Supplied information:
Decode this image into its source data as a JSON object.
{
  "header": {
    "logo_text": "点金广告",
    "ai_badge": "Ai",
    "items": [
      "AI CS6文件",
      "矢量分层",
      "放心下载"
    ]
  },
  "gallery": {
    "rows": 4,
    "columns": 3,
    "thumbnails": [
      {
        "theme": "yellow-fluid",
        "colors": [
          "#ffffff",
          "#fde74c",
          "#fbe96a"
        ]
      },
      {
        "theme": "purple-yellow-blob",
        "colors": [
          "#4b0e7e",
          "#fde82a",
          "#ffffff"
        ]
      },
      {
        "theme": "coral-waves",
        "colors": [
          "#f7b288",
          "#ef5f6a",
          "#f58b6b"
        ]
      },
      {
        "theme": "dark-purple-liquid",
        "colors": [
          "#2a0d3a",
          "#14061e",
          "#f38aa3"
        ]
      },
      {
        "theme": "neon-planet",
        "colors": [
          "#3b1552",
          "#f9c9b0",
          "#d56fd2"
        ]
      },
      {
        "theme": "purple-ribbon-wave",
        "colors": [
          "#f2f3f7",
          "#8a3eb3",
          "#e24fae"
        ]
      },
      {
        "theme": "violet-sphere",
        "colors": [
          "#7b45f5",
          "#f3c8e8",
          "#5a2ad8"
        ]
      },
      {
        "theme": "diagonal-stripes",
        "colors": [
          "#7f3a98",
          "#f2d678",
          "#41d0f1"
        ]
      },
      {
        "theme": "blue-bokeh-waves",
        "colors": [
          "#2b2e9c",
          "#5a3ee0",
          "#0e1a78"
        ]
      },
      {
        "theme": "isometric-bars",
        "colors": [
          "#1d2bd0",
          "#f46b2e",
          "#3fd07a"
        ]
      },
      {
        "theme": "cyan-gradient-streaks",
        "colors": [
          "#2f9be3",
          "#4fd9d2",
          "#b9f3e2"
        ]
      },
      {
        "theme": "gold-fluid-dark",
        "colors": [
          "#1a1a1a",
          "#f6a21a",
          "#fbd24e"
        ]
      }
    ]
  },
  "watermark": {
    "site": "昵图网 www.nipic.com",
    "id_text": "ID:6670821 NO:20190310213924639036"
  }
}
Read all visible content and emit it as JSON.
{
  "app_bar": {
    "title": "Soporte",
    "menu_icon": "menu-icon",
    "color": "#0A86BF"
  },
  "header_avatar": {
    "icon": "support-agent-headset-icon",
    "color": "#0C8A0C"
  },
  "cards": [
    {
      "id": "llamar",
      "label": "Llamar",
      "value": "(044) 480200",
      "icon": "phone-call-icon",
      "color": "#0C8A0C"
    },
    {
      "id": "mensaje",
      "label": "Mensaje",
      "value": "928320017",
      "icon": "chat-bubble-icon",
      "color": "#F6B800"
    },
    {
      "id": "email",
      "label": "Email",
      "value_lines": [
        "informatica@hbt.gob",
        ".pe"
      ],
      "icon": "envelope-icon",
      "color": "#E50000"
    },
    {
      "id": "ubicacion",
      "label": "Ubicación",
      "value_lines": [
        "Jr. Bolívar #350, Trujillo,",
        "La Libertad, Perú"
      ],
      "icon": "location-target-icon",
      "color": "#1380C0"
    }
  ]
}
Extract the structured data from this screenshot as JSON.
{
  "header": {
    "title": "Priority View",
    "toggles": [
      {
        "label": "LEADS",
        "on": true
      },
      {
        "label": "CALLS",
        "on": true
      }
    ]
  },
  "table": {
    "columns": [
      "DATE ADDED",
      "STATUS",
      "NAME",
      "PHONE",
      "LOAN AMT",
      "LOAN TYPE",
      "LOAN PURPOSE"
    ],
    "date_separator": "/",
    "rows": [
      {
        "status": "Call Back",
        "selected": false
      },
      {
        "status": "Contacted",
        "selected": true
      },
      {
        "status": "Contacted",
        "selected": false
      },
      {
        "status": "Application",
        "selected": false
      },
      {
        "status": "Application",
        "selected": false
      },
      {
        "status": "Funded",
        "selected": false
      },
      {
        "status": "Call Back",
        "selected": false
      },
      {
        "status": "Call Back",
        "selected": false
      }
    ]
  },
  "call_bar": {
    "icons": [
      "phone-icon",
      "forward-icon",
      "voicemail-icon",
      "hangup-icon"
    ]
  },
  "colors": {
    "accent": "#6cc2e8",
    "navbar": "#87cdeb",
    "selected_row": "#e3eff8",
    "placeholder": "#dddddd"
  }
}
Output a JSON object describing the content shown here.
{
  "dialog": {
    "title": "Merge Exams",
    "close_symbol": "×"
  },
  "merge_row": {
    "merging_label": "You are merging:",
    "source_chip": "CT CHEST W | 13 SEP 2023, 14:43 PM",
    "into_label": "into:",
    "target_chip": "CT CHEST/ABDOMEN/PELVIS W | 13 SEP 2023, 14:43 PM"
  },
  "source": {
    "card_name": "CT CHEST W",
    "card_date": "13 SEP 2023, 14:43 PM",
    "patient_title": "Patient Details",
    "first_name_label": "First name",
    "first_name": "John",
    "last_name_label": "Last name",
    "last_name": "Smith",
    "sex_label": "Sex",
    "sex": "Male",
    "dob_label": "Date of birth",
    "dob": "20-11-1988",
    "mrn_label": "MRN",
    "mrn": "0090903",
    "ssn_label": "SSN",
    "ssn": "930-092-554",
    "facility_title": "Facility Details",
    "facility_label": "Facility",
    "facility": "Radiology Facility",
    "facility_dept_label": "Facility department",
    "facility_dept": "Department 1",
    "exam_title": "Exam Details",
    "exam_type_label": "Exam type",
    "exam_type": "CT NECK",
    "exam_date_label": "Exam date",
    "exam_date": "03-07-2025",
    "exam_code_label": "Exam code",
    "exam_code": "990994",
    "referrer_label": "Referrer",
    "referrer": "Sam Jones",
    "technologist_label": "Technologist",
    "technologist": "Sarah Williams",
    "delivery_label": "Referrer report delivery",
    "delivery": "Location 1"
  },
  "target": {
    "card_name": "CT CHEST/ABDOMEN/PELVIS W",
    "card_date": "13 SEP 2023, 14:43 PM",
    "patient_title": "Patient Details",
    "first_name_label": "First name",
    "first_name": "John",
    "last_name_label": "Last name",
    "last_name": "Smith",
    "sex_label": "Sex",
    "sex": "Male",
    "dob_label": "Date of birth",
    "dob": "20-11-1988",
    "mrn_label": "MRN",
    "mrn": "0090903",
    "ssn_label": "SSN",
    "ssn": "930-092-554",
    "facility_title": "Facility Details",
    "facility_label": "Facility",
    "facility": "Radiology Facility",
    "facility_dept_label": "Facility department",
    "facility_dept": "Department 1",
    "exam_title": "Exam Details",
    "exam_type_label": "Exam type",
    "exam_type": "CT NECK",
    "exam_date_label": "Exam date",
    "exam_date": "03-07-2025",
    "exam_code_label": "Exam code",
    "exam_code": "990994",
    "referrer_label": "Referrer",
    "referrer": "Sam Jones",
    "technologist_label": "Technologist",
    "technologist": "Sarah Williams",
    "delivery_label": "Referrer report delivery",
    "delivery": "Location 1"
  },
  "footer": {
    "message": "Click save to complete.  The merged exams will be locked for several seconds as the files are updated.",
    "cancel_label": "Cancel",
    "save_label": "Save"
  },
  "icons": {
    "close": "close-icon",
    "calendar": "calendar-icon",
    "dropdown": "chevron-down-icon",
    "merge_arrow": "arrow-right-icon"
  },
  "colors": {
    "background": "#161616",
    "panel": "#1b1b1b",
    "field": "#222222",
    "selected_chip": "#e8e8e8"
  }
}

Task goal: Repeat each record in full; every line must match exactly.

Correct answer:
Decode this image into its source data as a JSON object.
{
  "header": {
    "logo_text": "点金广告",
    "ai_badge": "Ai",
    "items": [
      "AI CS6文件",
      "矢量分层",
      "放心下载"
    ]
  },
  "gallery": {
    "rows": 4,
    "columns": 3,
    "thumbnails": [
      {
        "theme": "yellow-fluid",
        "colors": [
          "#ffffff",
          "#fde74c",
          "#fbe96a"
        ]
      },
      {
        "theme": "purple-yellow-blob",
        "colors": [
          "#4b0e7e",
          "#fde82a",
          "#ffffff"
        ]
      },
      {
        "theme": "coral-waves",
        "colors": [
          "#f7b288",
          "#ef5f6a",
          "#f58b6b"
        ]
      },
      {
        "theme": "dark-purple-liquid",
        "colors": [
          "#2a0d3a",
          "#14061e",
          "#f38aa3"
        ]
      },
      {
        "theme": "neon-planet",
        "colors": [
          "#3b1552",
          "#f9c9b0",
          "#d56fd2"
        ]
      },
      {
        "theme": "purple-ribbon-wave",
        "colors": [
          "#f2f3f7",
          "#8a3eb3",
          "#e24fae"
        ]
      },
      {
        "theme": "violet-sphere",
        "colors": [
          "#7b45f5",
          "#f3c8e8",
          "#5a2ad8"
        ]
      },
      {
        "theme": "diagonal-stripes",
        "colors": [
          "#7f3a98",
          "#f2d678",
          "#41d0f1"
        ]
      },
      {
        "theme": "blue-bokeh-waves",
        "colors": [
          "#2b2e9c",
          "#5a3ee0",
          "#0e1a78"
        ]
      },
      {
        "theme": "isometric-bars",
        "colors": [
          "#1d2bd0",
          "#f46b2e",
          "#3fd07a"
        ]
      },
      {
        "theme": "cyan-gradient-streaks",
        "colors": [
          "#2f9be3",
          "#4fd9d2",
          "#b9f3e2"
        ]
      },
      {
        "theme": "gold-fluid-dark",
        "colors": [
          "#1a1a1a",
          "#f6a21a",
          "#fbd24e"
        ]
      }
    ]
  },
  "watermark": {
    "site": "昵图网 www.nipic.com",
    "id_text": "ID:6670821 NO:20190310213924639036"
  }
}
Read all visible content and emit it as JSON.
{
  "app_bar": {
    "title": "Soporte",
    "menu_icon": "menu-icon",
    "color": "#0A86BF"
  },
  "header_avatar": {
    "icon": "support-agent-headset-icon",
    "color": "#0C8A0C"
  },
  "cards": [
    {
      "id": "llamar",
      "label": "Llamar",
      "value": "(044) 480200",
      "icon": "phone-call-icon",
      "color": "#0C8A0C"
    },
    {
      "id": "mensaje",
      "label": "Mensaje",
      "value": "928320017",
      "icon": "chat-bubble-icon",
      "color": "#F6B800"
    },
    {
      "id": "email",
      "label": "Email",
      "value_lines": [
        "informatica@hbt.gob",
        ".pe"
      ],
      "icon": "envelope-icon",
      "color": "#E50000"
    },
    {
      "id": "ubicacion",
      "label": "Ubicación",
      "value_lines": [
        "Jr. Bolívar #350, Trujillo,",
        "La Libertad, Perú"
      ],
      "icon": "location-target-icon",
      "color": "#1380C0"
    }
  ]
}
Extract the structured data from this screenshot as JSON.
{
  "header": {
    "title": "Priority View",
    "toggles": [
      {
        "label": "LEADS",
        "on": true
      },
      {
        "label": "CALLS",
        "on": true
      }
    ]
  },
  "table": {
    "columns": [
      "DATE ADDED",
      "STATUS",
      "NAME",
      "PHONE",
      "LOAN AMT",
      "LOAN TYPE",
      "LOAN PURPOSE"
    ],
    "date_separator": "/",
    "rows": [
      {
        "status": "Call Back",
        "selected": false
      },
      {
        "status": "Contacted",
        "selected": true
      },
      {
        "status": "Contacted",
        "selected": false
      },
      {
        "status": "Application",
        "selected": false
      },
      {
        "status": "Application",
        "selected": false
      },
      {
        "status": "Funded",
        "selected": false
      },
      {
        "status": "Call Back",
        "selected": false
      },
      {
        "status": "Call Back",
        "selected": false
      }
    ]
  },
  "call_bar": {
    "icons": [
      "phone-icon",
      "forward-icon",
      "voicemail-icon",
      "hangup-icon"
    ]
  },
  "colors": {
    "accent": "#6cc2e8",
    "navbar": "#87cdeb",
    "selected_row": "#e3eff8",
    "placeholder": "#dddddd"
  }
}
Output a JSON object describing the content shown here.
{
  "dialog": {
    "title": "Merge Exams",
    "close_symbol": "×"
  },
  "merge_row": {
    "merging_label": "You are merging:",
    "source_chip": "CT CHEST W | 13 SEP 2023, 14:43 PM",
    "into_label": "into:",
    "target_chip": "CT CHEST/ABDOMEN/PELVIS W | 13 SEP 2023, 14:43 PM"
  },
  "source": {
    "card_name": "CT CHEST W",
    "card_date": "13 SEP 2023, 14:43 PM",
    "patient_title": "Patient Details",
    "first_name_label": "First name",
    "first_name": "John",
    "last_name_label": "Last name",
    "last_name": "Smith",
    "sex_label": "Sex",
    "sex": "Male",
    "dob_label": "Date of birth",
    "dob": "20-11-1988",
    "mrn_label": "MRN",
    "mrn": "0090903",
    "ssn_label": "SSN",
    "ssn": "930-092-554",
    "facility_title": "Facility Details",
    "facility_label": "Facility",
    "facility": "Radiology Facility",
    "facility_dept_label": "Facility department",
    "facility_dept": "Department 1",
    "exam_title": "Exam Details",
    "exam_type_label": "Exam type",
    "exam_type": "CT NECK",
    "exam_date_label": "Exam date",
    "exam_date": "03-07-2025",
    "exam_code_label": "Exam code",
    "exam_code": "990994",
    "referrer_label": "Referrer",
    "referrer": "Sam Jones",
    "technologist_label": "Technologist",
    "technologist": "Sarah Williams",
    "delivery_label": "Referrer report delivery",
    "delivery": "Location 1"
  },
  "target": {
    "card_name": "CT CHEST/ABDOMEN/PELVIS W",
    "card_date": "13 SEP 2023, 14:43 PM",
    "patient_title": "Patient Details",
    "first_name_label": "First name",
    "first_name": "John",
    "last_name_label": "Last name",
    "last_name": "Smith",
    "sex_label": "Sex",
    "sex": "Male",
    "dob_label": "Date of birth",
    "dob": "20-11-1988",
    "mrn_label": "MRN",
    "mrn": "0090903",
    "ssn_label": "SSN",
    "ssn": "930-092-554",
    "facility_title": "Facility Details",
    "facility_label": "Facility",
    "facility": "Radiology Facility",
    "facility_dept_label": "Facility department",
    "facility_dept": "Department 1",
    "exam_title": "Exam Details",
    "exam_type_label": "Exam type",
    "exam_type": "CT NECK",
    "exam_date_label": "Exam date",
    "exam_date": "03-07-2025",
    "exam_code_label": "Exam code",
    "exam_code": "990994",
    "referrer_label": "Referrer",
    "referrer": "Sam Jones",
    "technologist_label": "Technologist",
    "technologist": "Sarah Williams",
    "delivery_label": "Referrer report delivery",
    "delivery": "Location 1"
  },
  "footer": {
    "message": "Click save to complete.  The merged exams will be locked for several seconds as the files are updated.",
    "cancel_label": "Cancel",
    "save_label": "Save"
  },
  "icons": {
    "close": "close-icon",
    "calendar": "calendar-icon",
    "dropdown": "chevron-down-icon",
    "merge_arrow": "arrow-right-icon"
  },
  "colors": {
    "background": "#161616",
    "panel": "#1b1b1b",
    "field": "#222222",
    "selected_chip": "#e8e8e8"
  }
}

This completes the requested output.